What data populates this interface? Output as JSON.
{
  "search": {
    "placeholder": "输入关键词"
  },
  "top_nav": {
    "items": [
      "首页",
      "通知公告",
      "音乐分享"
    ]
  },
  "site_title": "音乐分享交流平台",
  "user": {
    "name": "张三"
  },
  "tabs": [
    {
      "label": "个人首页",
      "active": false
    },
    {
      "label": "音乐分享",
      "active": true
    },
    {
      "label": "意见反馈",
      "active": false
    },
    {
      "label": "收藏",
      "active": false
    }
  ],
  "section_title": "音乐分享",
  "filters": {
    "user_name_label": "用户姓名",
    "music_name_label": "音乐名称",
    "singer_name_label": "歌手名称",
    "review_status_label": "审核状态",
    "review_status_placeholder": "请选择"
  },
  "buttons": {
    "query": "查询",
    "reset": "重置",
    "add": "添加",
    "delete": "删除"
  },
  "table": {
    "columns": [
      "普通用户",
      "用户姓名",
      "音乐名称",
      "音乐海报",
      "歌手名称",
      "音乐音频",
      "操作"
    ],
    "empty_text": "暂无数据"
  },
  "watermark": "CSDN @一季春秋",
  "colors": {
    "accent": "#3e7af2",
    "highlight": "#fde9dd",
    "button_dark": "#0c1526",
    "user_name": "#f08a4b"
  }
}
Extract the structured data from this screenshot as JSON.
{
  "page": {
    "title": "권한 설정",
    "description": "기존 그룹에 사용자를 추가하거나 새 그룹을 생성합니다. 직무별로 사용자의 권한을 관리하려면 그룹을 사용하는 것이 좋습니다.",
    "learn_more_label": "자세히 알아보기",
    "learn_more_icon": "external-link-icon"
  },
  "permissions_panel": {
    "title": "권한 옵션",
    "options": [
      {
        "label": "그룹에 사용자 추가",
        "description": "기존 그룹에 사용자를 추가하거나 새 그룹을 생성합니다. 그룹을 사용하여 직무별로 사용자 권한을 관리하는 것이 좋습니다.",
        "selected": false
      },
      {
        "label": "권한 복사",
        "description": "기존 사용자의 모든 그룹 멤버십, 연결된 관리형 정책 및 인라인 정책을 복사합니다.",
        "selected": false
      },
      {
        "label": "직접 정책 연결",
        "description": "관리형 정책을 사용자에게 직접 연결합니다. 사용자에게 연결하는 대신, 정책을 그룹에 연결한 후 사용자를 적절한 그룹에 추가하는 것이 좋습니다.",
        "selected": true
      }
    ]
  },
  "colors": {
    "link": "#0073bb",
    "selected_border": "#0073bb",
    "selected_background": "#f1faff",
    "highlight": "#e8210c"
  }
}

## Problem details
Retype the records in full. Keep every line identical to the original.

## Exercise answer
What data populates this interface? Output as JSON.
{
  "search": {
    "placeholder": "输入关键词"
  },
  "top_nav": {
    "items": [
      "首页",
      "通知公告",
      "音乐分享"
    ]
  },
  "site_title": "音乐分享交流平台",
  "user": {
    "name": "张三"
  },
  "tabs": [
    {
      "label": "个人首页",
      "active": false
    },
    {
      "label": "音乐分享",
      "active": true
    },
    {
      "label": "意见反馈",
      "active": false
    },
    {
      "label": "收藏",
      "active": false
    }
  ],
  "section_title": "音乐分享",
  "filters": {
    "user_name_label": "用户姓名",
    "music_name_label": "音乐名称",
    "singer_name_label": "歌手名称",
    "review_status_label": "审核状态",
    "review_status_placeholder": "请选择"
  },
  "buttons": {
    "query": "查询",
    "reset": "重置",
    "add": "添加",
    "delete": "删除"
  },
  "table": {
    "columns": [
      "普通用户",
      "用户姓名",
      "音乐名称",
      "音乐海报",
      "歌手名称",
      "音乐音频",
      "操作"
    ],
    "empty_text": "暂无数据"
  },
  "watermark": "CSDN @一季春秋",
  "colors": {
    "accent": "#3e7af2",
    "highlight": "#fde9dd",
    "button_dark": "#0c1526",
    "user_name": "#f08a4b"
  }
}
Extract the structured data from this screenshot as JSON.
{
  "page": {
    "title": "권한 설정",
    "description": "기존 그룹에 사용자를 추가하거나 새 그룹을 생성합니다. 직무별로 사용자의 권한을 관리하려면 그룹을 사용하는 것이 좋습니다.",
    "learn_more_label": "자세히 알아보기",
    "learn_more_icon": "external-link-icon"
  },
  "permissions_panel": {
    "title": "권한 옵션",
    "options": [
      {
        "label": "그룹에 사용자 추가",
        "description": "기존 그룹에 사용자를 추가하거나 새 그룹을 생성합니다. 그룹을 사용하여 직무별로 사용자 권한을 관리하는 것이 좋습니다.",
        "selected": false
      },
      {
        "label": "권한 복사",
        "description": "기존 사용자의 모든 그룹 멤버십, 연결된 관리형 정책 및 인라인 정책을 복사합니다.",
        "selected": false
      },
      {
        "label": "직접 정책 연결",
        "description": "관리형 정책을 사용자에게 직접 연결합니다. 사용자에게 연결하는 대신, 정책을 그룹에 연결한 후 사용자를 적절한 그룹에 추가하는 것이 좋습니다.",
        "selected": true
      }
    ]
  },
  "colors": {
    "link": "#0073bb",
    "selected_border": "#0073bb",
    "selected_background": "#f1faff",
    "highlight": "#e8210c"
  }
}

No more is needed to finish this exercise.